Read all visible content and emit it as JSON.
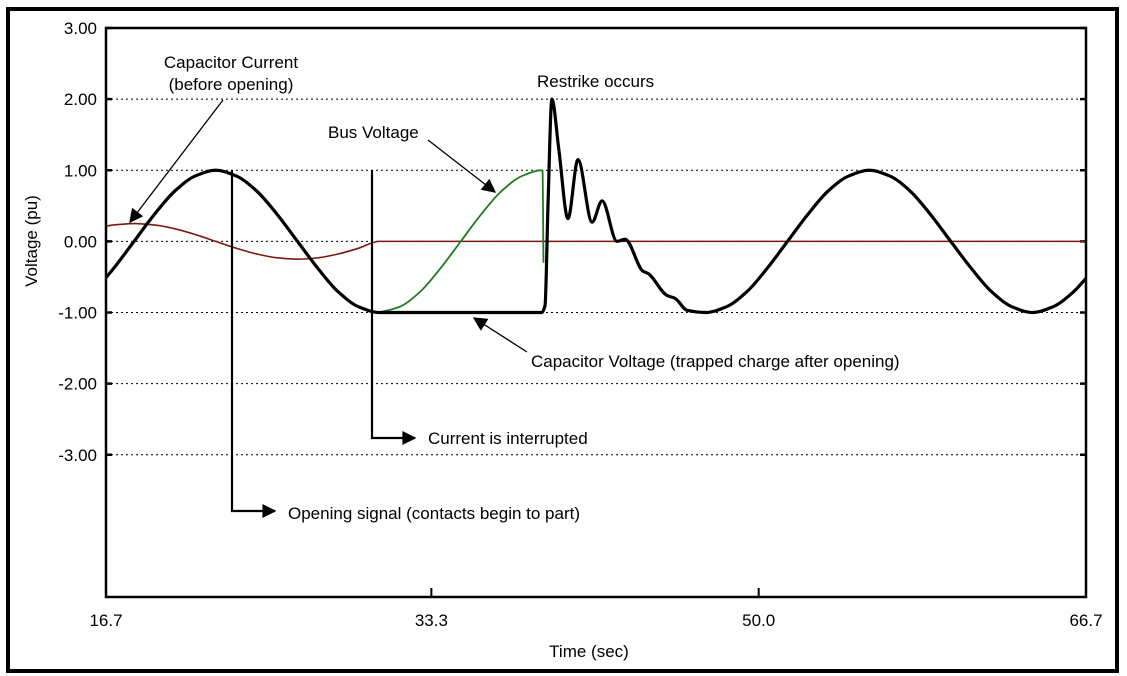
{
  "chart_data": {
    "type": "line",
    "title": "",
    "xlabel": "Time (sec)",
    "ylabel": "Voltage (pu)",
    "xlim": [
      16.7,
      66.7
    ],
    "ylim": [
      -5,
      3
    ],
    "grid": true,
    "x_ticks": [
      "16.7",
      "33.3",
      "50.0",
      "66.7"
    ],
    "x_tick_values": [
      16.7,
      33.3,
      50.0,
      66.7
    ],
    "y_ticks": [
      "3.00",
      "2.00",
      "1.00",
      "0.00",
      "-1.00",
      "-2.00",
      "-3.00"
    ],
    "y_tick_values": [
      3,
      2,
      1,
      0,
      -1,
      -2,
      -3
    ],
    "series": [
      {
        "id": "capacitor-voltage",
        "color": "#000000",
        "x": [
          16.7,
          17.09,
          18.13,
          19.17,
          20.22,
          21.26,
          22.3,
          23.34,
          24.38,
          25.43,
          26.47,
          27.51,
          28.55,
          29.59,
          30.64,
          38.93,
          39.1,
          39.25,
          39.45,
          39.8,
          40.27,
          40.78,
          41.5,
          42.01,
          42.77,
          43.18,
          44.1,
          44.35,
          45.32,
          45.73,
          46.35,
          47.3,
          48.35,
          49.39,
          50.43,
          51.47,
          52.51,
          53.55,
          54.6,
          55.64,
          56.68,
          57.72,
          58.76,
          59.8,
          60.85,
          61.89,
          62.93,
          63.97,
          65.01,
          66.06,
          66.7
        ],
        "y": [
          -0.51,
          -0.38,
          0,
          0.38,
          0.71,
          0.92,
          1,
          0.92,
          0.71,
          0.38,
          0,
          -0.38,
          -0.71,
          -0.92,
          -1,
          -1,
          -0.9,
          0.5,
          2.0,
          1.3,
          0.32,
          1.15,
          0.27,
          0.57,
          0.0,
          0.03,
          -0.42,
          -0.45,
          -0.76,
          -0.8,
          -0.97,
          -1.0,
          -0.92,
          -0.71,
          -0.38,
          0,
          0.38,
          0.71,
          0.92,
          1,
          0.92,
          0.71,
          0.38,
          0,
          -0.38,
          -0.71,
          -0.92,
          -1,
          -0.92,
          -0.71,
          -0.52
        ]
      },
      {
        "id": "bus-voltage",
        "color": "#1f7a1f",
        "x": [
          30.64,
          31.68,
          32.72,
          33.76,
          34.8,
          35.84,
          36.89,
          37.93,
          38.97,
          39.02
        ],
        "y": [
          -1,
          -0.92,
          -0.71,
          -0.38,
          0,
          0.38,
          0.71,
          0.92,
          1.0,
          -0.3
        ]
      },
      {
        "id": "capacitor-current",
        "color": "#7a1a10",
        "x": [
          16.7,
          17.09,
          18.13,
          19.17,
          20.22,
          21.26,
          22.3,
          23.34,
          24.38,
          25.43,
          26.47,
          27.51,
          28.55,
          29.59,
          30.64,
          66.7
        ],
        "y": [
          0.214,
          0.231,
          0.25,
          0.231,
          0.177,
          0.096,
          0,
          -0.096,
          -0.177,
          -0.231,
          -0.25,
          -0.231,
          -0.177,
          -0.096,
          0,
          0
        ]
      }
    ],
    "annotations": {
      "capacitor_current_line1": "Capacitor Current",
      "capacitor_current_line2": "(before opening)",
      "bus_voltage": "Bus Voltage",
      "restrike": "Restrike occurs",
      "capacitor_voltage": "Capacitor Voltage (trapped charge after opening)",
      "current_interrupted": "Current is interrupted",
      "opening_signal": "Opening signal (contacts begin to part)"
    },
    "markers": {
      "opening_signal_time": 23.13,
      "current_interrupted_time": 30.27
    }
  }
}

------------------------------------------------------------------------

## REQUIREMENTS
Without including any pictures, output all the entries above exactly.

## RESPONSE TO THIS TASK
Read all visible content and emit it as JSON.
{
  "chart_data": {
    "type": "line",
    "title": "",
    "xlabel": "Time (sec)",
    "ylabel": "Voltage (pu)",
    "xlim": [
      16.7,
      66.7
    ],
    "ylim": [
      -5,
      3
    ],
    "grid": true,
    "x_ticks": [
      "16.7",
      "33.3",
      "50.0",
      "66.7"
    ],
    "x_tick_values": [
      16.7,
      33.3,
      50.0,
      66.7
    ],
    "y_ticks": [
      "3.00",
      "2.00",
      "1.00",
      "0.00",
      "-1.00",
      "-2.00",
      "-3.00"
    ],
    "y_tick_values": [
      3,
      2,
      1,
      0,
      -1,
      -2,
      -3
    ],
    "series": [
      {
        "id": "capacitor-voltage",
        "color": "#000000",
        "x": [
          16.7,
          17.09,
          18.13,
          19.17,
          20.22,
          21.26,
          22.3,
          23.34,
          24.38,
          25.43,
          26.47,
          27.51,
          28.55,
          29.59,
          30.64,
          38.93,
          39.1,
          39.25,
          39.45,
          39.8,
          40.27,
          40.78,
          41.5,
          42.01,
          42.77,
          43.18,
          44.1,
          44.35,
          45.32,
          45.73,
          46.35,
          47.3,
          48.35,
          49.39,
          50.43,
          51.47,
          52.51,
          53.55,
          54.6,
          55.64,
          56.68,
          57.72,
          58.76,
          59.8,
          60.85,
          61.89,
          62.93,
          63.97,
          65.01,
          66.06,
          66.7
        ],
        "y": [
          -0.51,
          -0.38,
          0,
          0.38,
          0.71,
          0.92,
          1,
          0.92,
          0.71,
          0.38,
          0,
          -0.38,
          -0.71,
          -0.92,
          -1,
          -1,
          -0.9,
          0.5,
          2.0,
          1.3,
          0.32,
          1.15,
          0.27,
          0.57,
          0.0,
          0.03,
          -0.42,
          -0.45,
          -0.76,
          -0.8,
          -0.97,
          -1.0,
          -0.92,
          -0.71,
          -0.38,
          0,
          0.38,
          0.71,
          0.92,
          1,
          0.92,
          0.71,
          0.38,
          0,
          -0.38,
          -0.71,
          -0.92,
          -1,
          -0.92,
          -0.71,
          -0.52
        ]
      },
      {
        "id": "bus-voltage",
        "color": "#1f7a1f",
        "x": [
          30.64,
          31.68,
          32.72,
          33.76,
          34.8,
          35.84,
          36.89,
          37.93,
          38.97,
          39.02
        ],
        "y": [
          -1,
          -0.92,
          -0.71,
          -0.38,
          0,
          0.38,
          0.71,
          0.92,
          1.0,
          -0.3
        ]
      },
      {
        "id": "capacitor-current",
        "color": "#7a1a10",
        "x": [
          16.7,
          17.09,
          18.13,
          19.17,
          20.22,
          21.26,
          22.3,
          23.34,
          24.38,
          25.43,
          26.47,
          27.51,
          28.55,
          29.59,
          30.64,
          66.7
        ],
        "y": [
          0.214,
          0.231,
          0.25,
          0.231,
          0.177,
          0.096,
          0,
          -0.096,
          -0.177,
          -0.231,
          -0.25,
          -0.231,
          -0.177,
          -0.096,
          0,
          0
        ]
      }
    ],
    "annotations": {
      "capacitor_current_line1": "Capacitor Current",
      "capacitor_current_line2": "(before opening)",
      "bus_voltage": "Bus Voltage",
      "restrike": "Restrike occurs",
      "capacitor_voltage": "Capacitor Voltage (trapped charge after opening)",
      "current_interrupted": "Current is interrupted",
      "opening_signal": "Opening signal (contacts begin to part)"
    },
    "markers": {
      "opening_signal_time": 23.13,
      "current_interrupted_time": 30.27
    }
  }
}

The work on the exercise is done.